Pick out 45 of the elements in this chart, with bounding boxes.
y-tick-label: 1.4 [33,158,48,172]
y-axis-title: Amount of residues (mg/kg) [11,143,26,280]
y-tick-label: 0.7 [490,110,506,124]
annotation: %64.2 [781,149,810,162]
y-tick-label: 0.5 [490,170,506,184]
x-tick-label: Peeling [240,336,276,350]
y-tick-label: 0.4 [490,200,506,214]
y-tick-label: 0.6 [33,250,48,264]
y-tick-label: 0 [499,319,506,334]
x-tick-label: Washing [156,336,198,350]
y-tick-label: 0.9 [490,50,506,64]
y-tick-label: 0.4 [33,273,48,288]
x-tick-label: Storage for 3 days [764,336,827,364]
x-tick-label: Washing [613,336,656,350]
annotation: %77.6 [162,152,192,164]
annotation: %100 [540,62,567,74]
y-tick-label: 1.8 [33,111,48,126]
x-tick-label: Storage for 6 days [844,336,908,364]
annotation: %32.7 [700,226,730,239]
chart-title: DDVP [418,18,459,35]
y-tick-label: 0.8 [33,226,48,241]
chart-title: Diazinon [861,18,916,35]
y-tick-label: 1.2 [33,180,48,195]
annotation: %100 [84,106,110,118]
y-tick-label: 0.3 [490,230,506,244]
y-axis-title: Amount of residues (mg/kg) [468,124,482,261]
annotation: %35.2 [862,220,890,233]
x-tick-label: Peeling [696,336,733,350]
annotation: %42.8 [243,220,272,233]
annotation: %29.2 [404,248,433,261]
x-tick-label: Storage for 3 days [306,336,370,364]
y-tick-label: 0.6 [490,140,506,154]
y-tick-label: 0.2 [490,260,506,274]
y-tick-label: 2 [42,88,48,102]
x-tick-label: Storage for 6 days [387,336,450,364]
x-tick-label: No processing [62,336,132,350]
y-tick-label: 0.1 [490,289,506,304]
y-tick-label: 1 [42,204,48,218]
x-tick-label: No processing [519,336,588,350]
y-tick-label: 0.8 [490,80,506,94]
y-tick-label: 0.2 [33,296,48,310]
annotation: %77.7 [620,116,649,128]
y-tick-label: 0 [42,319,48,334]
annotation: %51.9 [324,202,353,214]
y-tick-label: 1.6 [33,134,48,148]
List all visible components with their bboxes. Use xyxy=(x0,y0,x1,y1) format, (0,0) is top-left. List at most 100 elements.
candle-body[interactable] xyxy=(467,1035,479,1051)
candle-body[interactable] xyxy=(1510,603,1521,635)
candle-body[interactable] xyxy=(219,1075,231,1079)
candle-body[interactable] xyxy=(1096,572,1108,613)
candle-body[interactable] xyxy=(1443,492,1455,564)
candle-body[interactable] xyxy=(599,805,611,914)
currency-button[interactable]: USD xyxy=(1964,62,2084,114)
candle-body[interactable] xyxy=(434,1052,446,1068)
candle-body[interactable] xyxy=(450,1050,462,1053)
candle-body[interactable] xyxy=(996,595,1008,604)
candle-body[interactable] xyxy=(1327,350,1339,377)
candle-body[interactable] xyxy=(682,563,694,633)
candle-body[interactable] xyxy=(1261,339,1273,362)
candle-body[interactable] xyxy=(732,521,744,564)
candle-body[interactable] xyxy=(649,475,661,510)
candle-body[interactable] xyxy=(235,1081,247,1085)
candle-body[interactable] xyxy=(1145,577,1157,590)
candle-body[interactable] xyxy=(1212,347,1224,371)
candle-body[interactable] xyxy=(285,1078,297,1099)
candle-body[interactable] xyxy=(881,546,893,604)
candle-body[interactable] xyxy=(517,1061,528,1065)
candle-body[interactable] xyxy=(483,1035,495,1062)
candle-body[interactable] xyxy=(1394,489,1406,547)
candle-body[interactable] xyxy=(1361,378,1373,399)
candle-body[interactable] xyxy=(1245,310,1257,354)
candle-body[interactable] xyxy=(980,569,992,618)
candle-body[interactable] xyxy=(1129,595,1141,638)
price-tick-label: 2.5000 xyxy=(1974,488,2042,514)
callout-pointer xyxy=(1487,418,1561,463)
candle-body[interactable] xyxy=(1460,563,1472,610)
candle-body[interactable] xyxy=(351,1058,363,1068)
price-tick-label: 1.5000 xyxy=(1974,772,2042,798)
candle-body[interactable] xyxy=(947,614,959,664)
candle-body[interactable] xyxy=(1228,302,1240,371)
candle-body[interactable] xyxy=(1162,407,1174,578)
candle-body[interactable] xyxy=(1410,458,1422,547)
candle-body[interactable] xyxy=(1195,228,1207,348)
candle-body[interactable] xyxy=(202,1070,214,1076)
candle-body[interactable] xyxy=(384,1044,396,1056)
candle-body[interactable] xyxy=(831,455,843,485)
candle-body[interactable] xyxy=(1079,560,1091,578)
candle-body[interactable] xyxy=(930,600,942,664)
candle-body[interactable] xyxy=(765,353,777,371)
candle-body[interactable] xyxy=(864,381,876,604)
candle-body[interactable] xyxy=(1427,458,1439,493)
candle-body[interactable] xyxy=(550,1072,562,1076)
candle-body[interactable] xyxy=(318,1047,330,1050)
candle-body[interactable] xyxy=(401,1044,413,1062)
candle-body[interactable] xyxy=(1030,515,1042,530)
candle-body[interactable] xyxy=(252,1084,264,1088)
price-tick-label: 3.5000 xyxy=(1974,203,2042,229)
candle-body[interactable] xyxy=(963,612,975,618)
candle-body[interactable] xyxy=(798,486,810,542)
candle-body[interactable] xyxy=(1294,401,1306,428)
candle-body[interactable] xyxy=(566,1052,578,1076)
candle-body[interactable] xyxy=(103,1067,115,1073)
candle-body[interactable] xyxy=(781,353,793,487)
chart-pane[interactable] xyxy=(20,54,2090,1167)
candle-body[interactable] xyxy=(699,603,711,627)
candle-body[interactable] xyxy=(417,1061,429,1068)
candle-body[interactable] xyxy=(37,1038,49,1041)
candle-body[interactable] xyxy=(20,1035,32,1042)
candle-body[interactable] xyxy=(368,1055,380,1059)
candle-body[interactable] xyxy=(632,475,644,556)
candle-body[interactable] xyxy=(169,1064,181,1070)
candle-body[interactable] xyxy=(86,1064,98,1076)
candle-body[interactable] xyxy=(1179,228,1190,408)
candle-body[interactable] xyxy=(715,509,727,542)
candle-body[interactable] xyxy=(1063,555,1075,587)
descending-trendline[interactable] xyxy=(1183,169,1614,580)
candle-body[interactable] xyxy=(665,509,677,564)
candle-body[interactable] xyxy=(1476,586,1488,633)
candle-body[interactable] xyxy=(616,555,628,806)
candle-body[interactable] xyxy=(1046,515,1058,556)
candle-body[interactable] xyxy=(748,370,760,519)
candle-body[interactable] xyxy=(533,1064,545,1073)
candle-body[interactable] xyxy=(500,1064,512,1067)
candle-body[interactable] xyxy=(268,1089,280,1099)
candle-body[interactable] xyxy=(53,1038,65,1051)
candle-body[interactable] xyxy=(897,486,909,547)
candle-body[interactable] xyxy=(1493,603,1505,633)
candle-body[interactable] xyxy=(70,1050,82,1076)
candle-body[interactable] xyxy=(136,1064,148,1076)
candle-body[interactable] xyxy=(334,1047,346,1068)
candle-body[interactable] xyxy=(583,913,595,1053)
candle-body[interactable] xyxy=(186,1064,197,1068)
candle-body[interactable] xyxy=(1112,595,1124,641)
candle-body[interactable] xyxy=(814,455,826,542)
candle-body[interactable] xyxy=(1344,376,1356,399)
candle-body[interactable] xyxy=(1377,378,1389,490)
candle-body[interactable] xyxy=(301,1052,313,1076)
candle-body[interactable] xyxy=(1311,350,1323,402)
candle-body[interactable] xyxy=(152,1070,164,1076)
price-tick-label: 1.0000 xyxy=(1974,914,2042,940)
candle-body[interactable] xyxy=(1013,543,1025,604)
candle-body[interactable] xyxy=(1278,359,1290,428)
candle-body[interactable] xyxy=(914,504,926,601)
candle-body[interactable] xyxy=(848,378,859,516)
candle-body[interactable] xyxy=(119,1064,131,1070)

______

- [YOUR INSTRUCTIONS]:
Repeat the lines from the first one through the line containing "y-tick-label: 0.8 [490,80,506,94]", putting "Unprocessed" wherever "No processing" appears and keeping everything else the same.

- [TASK OUTPUT]:
Pick out 45 of the elements in this chart, with bounding boxes.
y-tick-label: 1.4 [33,158,48,172]
y-axis-title: Amount of residues (mg/kg) [11,143,26,280]
y-tick-label: 0.7 [490,110,506,124]
annotation: %64.2 [781,149,810,162]
y-tick-label: 0.5 [490,170,506,184]
x-tick-label: Peeling [240,336,276,350]
y-tick-label: 0.4 [490,200,506,214]
y-tick-label: 0.6 [33,250,48,264]
y-tick-label: 0 [499,319,506,334]
x-tick-label: Washing [156,336,198,350]
y-tick-label: 0.9 [490,50,506,64]
y-tick-label: 0.4 [33,273,48,288]
x-tick-label: Storage for 3 days [764,336,827,364]
x-tick-label: Washing [613,336,656,350]
annotation: %77.6 [162,152,192,164]
annotation: %100 [540,62,567,74]
y-tick-label: 1.8 [33,111,48,126]
x-tick-label: Storage for 6 days [844,336,908,364]
annotation: %32.7 [700,226,730,239]
chart-title: DDVP [418,18,459,35]
y-tick-label: 0.8 [33,226,48,241]
chart-title: Diazinon [861,18,916,35]
y-tick-label: 1.2 [33,180,48,195]
annotation: %100 [84,106,110,118]
y-tick-label: 0.3 [490,230,506,244]
y-axis-title: Amount of residues (mg/kg) [468,124,482,261]
annotation: %35.2 [862,220,890,233]
x-tick-label: Peeling [696,336,733,350]
annotation: %42.8 [243,220,272,233]
annotation: %29.2 [404,248,433,261]
x-tick-label: Storage for 3 days [306,336,370,364]
y-tick-label: 0.6 [490,140,506,154]
y-tick-label: 0.2 [490,260,506,274]
y-tick-label: 2 [42,88,48,102]
x-tick-label: Storage for 6 days [387,336,450,364]
x-tick-label: Unprocessed [62,336,132,350]
y-tick-label: 0.1 [490,289,506,304]
y-tick-label: 1 [42,204,48,218]
x-tick-label: Unprocessed [519,336,588,350]
y-tick-label: 0.8 [490,80,506,94]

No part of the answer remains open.